_Direction_. Identify every line containing the word "esetben" and reproduce each one.

_Data shown_.
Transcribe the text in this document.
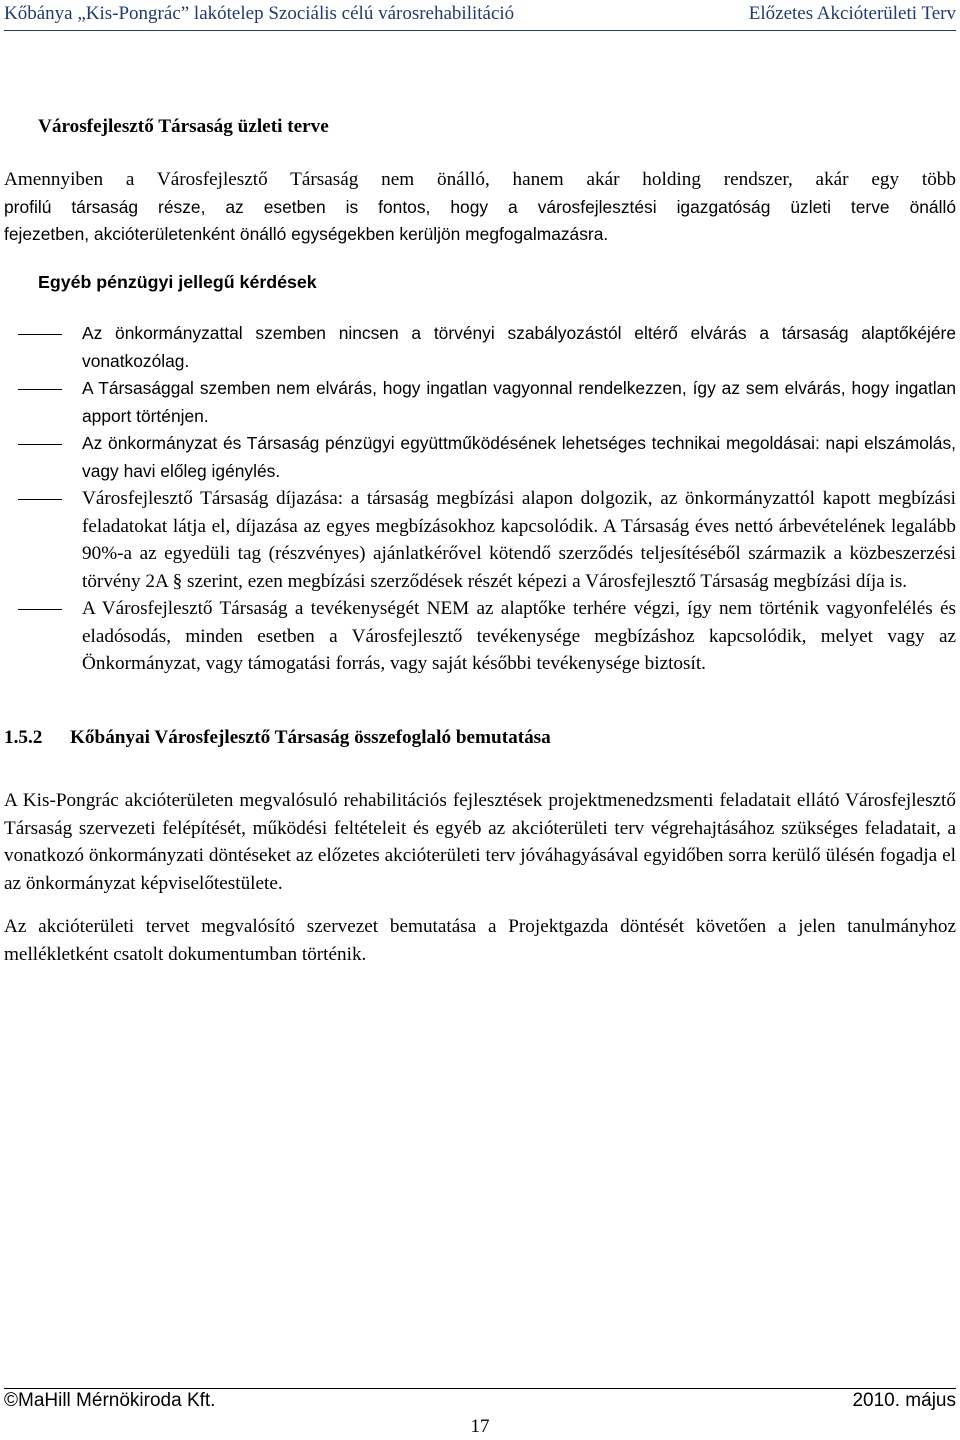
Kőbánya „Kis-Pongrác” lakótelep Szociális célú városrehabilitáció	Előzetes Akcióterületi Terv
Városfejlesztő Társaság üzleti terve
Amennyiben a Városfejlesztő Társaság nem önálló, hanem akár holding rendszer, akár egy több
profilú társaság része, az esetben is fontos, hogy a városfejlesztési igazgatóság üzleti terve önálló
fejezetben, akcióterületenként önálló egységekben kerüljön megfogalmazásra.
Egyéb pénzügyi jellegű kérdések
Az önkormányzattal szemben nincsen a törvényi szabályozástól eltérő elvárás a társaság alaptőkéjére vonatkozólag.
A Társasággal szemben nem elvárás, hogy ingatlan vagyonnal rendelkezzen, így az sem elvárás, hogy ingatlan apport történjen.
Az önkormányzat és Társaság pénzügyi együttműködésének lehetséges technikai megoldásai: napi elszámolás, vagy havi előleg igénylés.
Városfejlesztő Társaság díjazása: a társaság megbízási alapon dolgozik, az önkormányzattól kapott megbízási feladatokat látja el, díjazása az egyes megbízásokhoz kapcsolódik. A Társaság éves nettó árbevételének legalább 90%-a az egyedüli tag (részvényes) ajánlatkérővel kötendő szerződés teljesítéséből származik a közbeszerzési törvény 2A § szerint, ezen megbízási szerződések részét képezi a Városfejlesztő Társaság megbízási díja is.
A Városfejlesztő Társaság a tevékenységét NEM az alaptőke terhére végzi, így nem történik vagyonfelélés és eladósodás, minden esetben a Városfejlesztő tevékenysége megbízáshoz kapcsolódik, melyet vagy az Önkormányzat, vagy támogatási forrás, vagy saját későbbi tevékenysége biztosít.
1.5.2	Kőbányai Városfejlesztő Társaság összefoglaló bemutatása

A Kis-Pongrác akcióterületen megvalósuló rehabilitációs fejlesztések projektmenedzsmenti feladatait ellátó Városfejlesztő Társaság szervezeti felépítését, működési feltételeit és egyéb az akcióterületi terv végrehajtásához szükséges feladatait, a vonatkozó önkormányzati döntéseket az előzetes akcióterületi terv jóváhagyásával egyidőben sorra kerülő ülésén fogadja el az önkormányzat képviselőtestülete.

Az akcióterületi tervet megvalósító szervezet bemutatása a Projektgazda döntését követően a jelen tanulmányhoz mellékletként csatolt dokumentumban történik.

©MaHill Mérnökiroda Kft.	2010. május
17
...
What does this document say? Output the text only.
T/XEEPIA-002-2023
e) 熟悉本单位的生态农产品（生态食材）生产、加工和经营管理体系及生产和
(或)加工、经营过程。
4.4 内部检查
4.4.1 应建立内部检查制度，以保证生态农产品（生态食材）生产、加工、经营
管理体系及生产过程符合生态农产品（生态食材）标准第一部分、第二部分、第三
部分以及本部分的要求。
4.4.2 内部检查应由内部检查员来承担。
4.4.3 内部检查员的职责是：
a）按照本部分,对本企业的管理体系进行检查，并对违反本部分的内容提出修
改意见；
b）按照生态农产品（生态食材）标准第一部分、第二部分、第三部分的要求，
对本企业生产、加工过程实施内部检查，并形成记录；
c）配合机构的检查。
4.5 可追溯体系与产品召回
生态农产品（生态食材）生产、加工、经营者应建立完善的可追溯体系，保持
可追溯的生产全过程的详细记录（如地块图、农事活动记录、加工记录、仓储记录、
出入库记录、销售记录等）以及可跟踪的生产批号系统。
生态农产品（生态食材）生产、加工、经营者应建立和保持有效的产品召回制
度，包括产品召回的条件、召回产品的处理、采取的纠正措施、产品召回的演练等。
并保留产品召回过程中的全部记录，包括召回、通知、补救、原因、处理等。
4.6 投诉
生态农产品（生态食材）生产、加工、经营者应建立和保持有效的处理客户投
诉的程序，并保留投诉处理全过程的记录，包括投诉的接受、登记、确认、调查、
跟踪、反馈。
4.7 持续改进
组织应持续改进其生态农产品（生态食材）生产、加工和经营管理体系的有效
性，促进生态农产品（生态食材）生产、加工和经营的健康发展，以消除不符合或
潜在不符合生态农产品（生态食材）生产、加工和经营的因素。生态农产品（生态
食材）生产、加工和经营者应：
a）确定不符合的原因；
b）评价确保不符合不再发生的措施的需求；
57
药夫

_Reply_.
profilú társaság része, az esetben is fontos, hogy a városfejlesztési igazgatóság üzleti terve önálló
A Városfejlesztő Társaság a tevékenységét NEM az alaptőke terhére végzi, így nem történik vagyonfelélés és eladósodás, minden esetben a Városfejlesztő tevékenysége megbízáshoz kapcsolódik, melyet vagy az Önkormányzat, vagy támogatási forrás, vagy saját későbbi tevékenysége biztosít.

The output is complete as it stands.